● Data for this task
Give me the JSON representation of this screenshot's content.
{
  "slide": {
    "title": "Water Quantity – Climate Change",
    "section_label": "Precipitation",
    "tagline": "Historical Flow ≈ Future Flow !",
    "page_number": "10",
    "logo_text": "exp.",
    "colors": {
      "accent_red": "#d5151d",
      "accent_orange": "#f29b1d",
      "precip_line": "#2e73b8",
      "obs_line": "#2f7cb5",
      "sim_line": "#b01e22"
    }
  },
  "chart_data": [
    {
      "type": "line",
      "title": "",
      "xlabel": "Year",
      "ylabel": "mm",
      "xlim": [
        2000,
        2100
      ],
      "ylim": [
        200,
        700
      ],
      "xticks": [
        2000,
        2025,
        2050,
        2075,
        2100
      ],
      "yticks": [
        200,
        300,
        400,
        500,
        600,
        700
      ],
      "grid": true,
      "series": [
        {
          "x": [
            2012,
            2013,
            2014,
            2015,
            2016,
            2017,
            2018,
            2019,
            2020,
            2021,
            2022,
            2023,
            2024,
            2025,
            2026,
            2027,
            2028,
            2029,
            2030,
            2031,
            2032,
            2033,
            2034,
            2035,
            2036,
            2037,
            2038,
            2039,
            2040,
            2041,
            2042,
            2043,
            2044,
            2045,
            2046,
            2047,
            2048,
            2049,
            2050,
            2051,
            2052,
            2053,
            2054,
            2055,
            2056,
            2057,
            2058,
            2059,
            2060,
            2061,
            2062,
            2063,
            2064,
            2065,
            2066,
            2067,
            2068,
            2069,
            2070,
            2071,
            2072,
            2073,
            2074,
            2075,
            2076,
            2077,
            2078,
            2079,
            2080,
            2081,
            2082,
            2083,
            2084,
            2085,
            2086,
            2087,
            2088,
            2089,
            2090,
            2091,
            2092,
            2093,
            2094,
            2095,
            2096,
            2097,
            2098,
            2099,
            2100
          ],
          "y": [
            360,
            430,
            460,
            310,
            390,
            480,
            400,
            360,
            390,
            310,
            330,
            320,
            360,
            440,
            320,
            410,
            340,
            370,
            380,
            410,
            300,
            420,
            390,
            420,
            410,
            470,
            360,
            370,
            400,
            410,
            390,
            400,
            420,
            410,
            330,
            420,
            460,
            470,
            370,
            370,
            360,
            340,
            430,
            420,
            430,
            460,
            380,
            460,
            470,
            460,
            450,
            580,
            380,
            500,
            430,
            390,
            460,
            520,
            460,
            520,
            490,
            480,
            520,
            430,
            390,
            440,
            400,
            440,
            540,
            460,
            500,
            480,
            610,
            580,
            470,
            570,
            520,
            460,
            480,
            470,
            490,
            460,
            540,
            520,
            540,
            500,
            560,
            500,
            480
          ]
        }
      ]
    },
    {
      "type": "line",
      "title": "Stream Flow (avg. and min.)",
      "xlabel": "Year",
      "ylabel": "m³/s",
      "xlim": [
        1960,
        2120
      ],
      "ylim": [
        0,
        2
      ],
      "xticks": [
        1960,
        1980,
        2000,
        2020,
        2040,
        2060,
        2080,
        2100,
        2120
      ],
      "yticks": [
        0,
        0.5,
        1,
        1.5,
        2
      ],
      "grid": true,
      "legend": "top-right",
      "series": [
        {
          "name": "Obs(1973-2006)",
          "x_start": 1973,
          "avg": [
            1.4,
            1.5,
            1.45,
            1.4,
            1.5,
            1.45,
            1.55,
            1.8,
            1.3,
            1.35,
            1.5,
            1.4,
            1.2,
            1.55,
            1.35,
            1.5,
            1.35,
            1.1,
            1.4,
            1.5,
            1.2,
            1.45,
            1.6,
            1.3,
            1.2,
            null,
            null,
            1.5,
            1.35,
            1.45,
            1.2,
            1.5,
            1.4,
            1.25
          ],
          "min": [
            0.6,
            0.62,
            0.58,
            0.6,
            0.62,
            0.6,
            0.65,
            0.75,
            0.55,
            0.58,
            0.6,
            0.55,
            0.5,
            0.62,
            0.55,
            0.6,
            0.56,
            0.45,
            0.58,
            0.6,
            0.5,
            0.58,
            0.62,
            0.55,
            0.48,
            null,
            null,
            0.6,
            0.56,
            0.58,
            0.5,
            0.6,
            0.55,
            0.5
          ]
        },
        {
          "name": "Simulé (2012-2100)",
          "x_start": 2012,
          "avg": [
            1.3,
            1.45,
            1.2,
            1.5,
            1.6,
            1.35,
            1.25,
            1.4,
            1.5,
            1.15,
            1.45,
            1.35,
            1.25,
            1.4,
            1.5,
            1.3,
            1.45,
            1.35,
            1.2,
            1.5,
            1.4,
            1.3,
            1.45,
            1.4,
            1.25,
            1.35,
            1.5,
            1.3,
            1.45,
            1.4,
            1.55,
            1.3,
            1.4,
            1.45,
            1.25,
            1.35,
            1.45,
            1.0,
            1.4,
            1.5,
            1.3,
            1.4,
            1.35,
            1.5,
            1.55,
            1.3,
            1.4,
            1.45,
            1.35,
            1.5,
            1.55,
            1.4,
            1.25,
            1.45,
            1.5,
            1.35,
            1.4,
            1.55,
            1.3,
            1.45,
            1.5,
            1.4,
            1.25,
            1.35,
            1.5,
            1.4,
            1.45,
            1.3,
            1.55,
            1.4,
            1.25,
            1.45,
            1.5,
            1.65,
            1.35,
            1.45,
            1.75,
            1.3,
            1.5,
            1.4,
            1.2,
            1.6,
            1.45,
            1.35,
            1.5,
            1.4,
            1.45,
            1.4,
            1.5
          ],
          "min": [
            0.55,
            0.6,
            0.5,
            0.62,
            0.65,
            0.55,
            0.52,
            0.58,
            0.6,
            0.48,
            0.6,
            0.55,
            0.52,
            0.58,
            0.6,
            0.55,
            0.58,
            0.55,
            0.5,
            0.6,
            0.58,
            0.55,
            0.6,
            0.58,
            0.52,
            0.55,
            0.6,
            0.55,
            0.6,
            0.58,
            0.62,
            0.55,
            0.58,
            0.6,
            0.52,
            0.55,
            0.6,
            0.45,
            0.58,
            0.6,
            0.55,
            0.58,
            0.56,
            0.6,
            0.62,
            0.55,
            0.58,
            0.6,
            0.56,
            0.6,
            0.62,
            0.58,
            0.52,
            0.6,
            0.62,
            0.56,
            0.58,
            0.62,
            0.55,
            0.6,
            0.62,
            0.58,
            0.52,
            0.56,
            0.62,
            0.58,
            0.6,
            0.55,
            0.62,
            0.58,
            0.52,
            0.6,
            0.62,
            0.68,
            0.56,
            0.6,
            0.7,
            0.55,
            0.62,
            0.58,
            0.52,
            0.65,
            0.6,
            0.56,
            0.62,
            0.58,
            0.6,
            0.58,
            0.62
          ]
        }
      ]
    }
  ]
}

● Task details
Each entry above is to be set down again in exactly the same words.

● Answer below
Give me the JSON representation of this screenshot's content.
{
  "slide": {
    "title": "Water Quantity – Climate Change",
    "section_label": "Precipitation",
    "tagline": "Historical Flow ≈ Future Flow !",
    "page_number": "10",
    "logo_text": "exp.",
    "colors": {
      "accent_red": "#d5151d",
      "accent_orange": "#f29b1d",
      "precip_line": "#2e73b8",
      "obs_line": "#2f7cb5",
      "sim_line": "#b01e22"
    }
  },
  "chart_data": [
    {
      "type": "line",
      "title": "",
      "xlabel": "Year",
      "ylabel": "mm",
      "xlim": [
        2000,
        2100
      ],
      "ylim": [
        200,
        700
      ],
      "xticks": [
        2000,
        2025,
        2050,
        2075,
        2100
      ],
      "yticks": [
        200,
        300,
        400,
        500,
        600,
        700
      ],
      "grid": true,
      "series": [
        {
          "x": [
            2012,
            2013,
            2014,
            2015,
            2016,
            2017,
            2018,
            2019,
            2020,
            2021,
            2022,
            2023,
            2024,
            2025,
            2026,
            2027,
            2028,
            2029,
            2030,
            2031,
            2032,
            2033,
            2034,
            2035,
            2036,
            2037,
            2038,
            2039,
            2040,
            2041,
            2042,
            2043,
            2044,
            2045,
            2046,
            2047,
            2048,
            2049,
            2050,
            2051,
            2052,
            2053,
            2054,
            2055,
            2056,
            2057,
            2058,
            2059,
            2060,
            2061,
            2062,
            2063,
            2064,
            2065,
            2066,
            2067,
            2068,
            2069,
            2070,
            2071,
            2072,
            2073,
            2074,
            2075,
            2076,
            2077,
            2078,
            2079,
            2080,
            2081,
            2082,
            2083,
            2084,
            2085,
            2086,
            2087,
            2088,
            2089,
            2090,
            2091,
            2092,
            2093,
            2094,
            2095,
            2096,
            2097,
            2098,
            2099,
            2100
          ],
          "y": [
            360,
            430,
            460,
            310,
            390,
            480,
            400,
            360,
            390,
            310,
            330,
            320,
            360,
            440,
            320,
            410,
            340,
            370,
            380,
            410,
            300,
            420,
            390,
            420,
            410,
            470,
            360,
            370,
            400,
            410,
            390,
            400,
            420,
            410,
            330,
            420,
            460,
            470,
            370,
            370,
            360,
            340,
            430,
            420,
            430,
            460,
            380,
            460,
            470,
            460,
            450,
            580,
            380,
            500,
            430,
            390,
            460,
            520,
            460,
            520,
            490,
            480,
            520,
            430,
            390,
            440,
            400,
            440,
            540,
            460,
            500,
            480,
            610,
            580,
            470,
            570,
            520,
            460,
            480,
            470,
            490,
            460,
            540,
            520,
            540,
            500,
            560,
            500,
            480
          ]
        }
      ]
    },
    {
      "type": "line",
      "title": "Stream Flow (avg. and min.)",
      "xlabel": "Year",
      "ylabel": "m³/s",
      "xlim": [
        1960,
        2120
      ],
      "ylim": [
        0,
        2
      ],
      "xticks": [
        1960,
        1980,
        2000,
        2020,
        2040,
        2060,
        2080,
        2100,
        2120
      ],
      "yticks": [
        0,
        0.5,
        1,
        1.5,
        2
      ],
      "grid": true,
      "legend": "top-right",
      "series": [
        {
          "name": "Obs(1973-2006)",
          "x_start": 1973,
          "avg": [
            1.4,
            1.5,
            1.45,
            1.4,
            1.5,
            1.45,
            1.55,
            1.8,
            1.3,
            1.35,
            1.5,
            1.4,
            1.2,
            1.55,
            1.35,
            1.5,
            1.35,
            1.1,
            1.4,
            1.5,
            1.2,
            1.45,
            1.6,
            1.3,
            1.2,
            null,
            null,
            1.5,
            1.35,
            1.45,
            1.2,
            1.5,
            1.4,
            1.25
          ],
          "min": [
            0.6,
            0.62,
            0.58,
            0.6,
            0.62,
            0.6,
            0.65,
            0.75,
            0.55,
            0.58,
            0.6,
            0.55,
            0.5,
            0.62,
            0.55,
            0.6,
            0.56,
            0.45,
            0.58,
            0.6,
            0.5,
            0.58,
            0.62,
            0.55,
            0.48,
            null,
            null,
            0.6,
            0.56,
            0.58,
            0.5,
            0.6,
            0.55,
            0.5
          ]
        },
        {
          "name": "Simulé (2012-2100)",
          "x_start": 2012,
          "avg": [
            1.3,
            1.45,
            1.2,
            1.5,
            1.6,
            1.35,
            1.25,
            1.4,
            1.5,
            1.15,
            1.45,
            1.35,
            1.25,
            1.4,
            1.5,
            1.3,
            1.45,
            1.35,
            1.2,
            1.5,
            1.4,
            1.3,
            1.45,
            1.4,
            1.25,
            1.35,
            1.5,
            1.3,
            1.45,
            1.4,
            1.55,
            1.3,
            1.4,
            1.45,
            1.25,
            1.35,
            1.45,
            1.0,
            1.4,
            1.5,
            1.3,
            1.4,
            1.35,
            1.5,
            1.55,
            1.3,
            1.4,
            1.45,
            1.35,
            1.5,
            1.55,
            1.4,
            1.25,
            1.45,
            1.5,
            1.35,
            1.4,
            1.55,
            1.3,
            1.45,
            1.5,
            1.4,
            1.25,
            1.35,
            1.5,
            1.4,
            1.45,
            1.3,
            1.55,
            1.4,
            1.25,
            1.45,
            1.5,
            1.65,
            1.35,
            1.45,
            1.75,
            1.3,
            1.5,
            1.4,
            1.2,
            1.6,
            1.45,
            1.35,
            1.5,
            1.4,
            1.45,
            1.4,
            1.5
          ],
          "min": [
            0.55,
            0.6,
            0.5,
            0.62,
            0.65,
            0.55,
            0.52,
            0.58,
            0.6,
            0.48,
            0.6,
            0.55,
            0.52,
            0.58,
            0.6,
            0.55,
            0.58,
            0.55,
            0.5,
            0.6,
            0.58,
            0.55,
            0.6,
            0.58,
            0.52,
            0.55,
            0.6,
            0.55,
            0.6,
            0.58,
            0.62,
            0.55,
            0.58,
            0.6,
            0.52,
            0.55,
            0.6,
            0.45,
            0.58,
            0.6,
            0.55,
            0.58,
            0.56,
            0.6,
            0.62,
            0.55,
            0.58,
            0.6,
            0.56,
            0.6,
            0.62,
            0.58,
            0.52,
            0.6,
            0.62,
            0.56,
            0.58,
            0.62,
            0.55,
            0.6,
            0.62,
            0.58,
            0.52,
            0.56,
            0.62,
            0.58,
            0.6,
            0.55,
            0.62,
            0.58,
            0.52,
            0.6,
            0.62,
            0.68,
            0.56,
            0.6,
            0.7,
            0.55,
            0.62,
            0.58,
            0.52,
            0.65,
            0.6,
            0.56,
            0.62,
            0.58,
            0.6,
            0.58,
            0.62
          ]
        }
      ]
    }
  ]
}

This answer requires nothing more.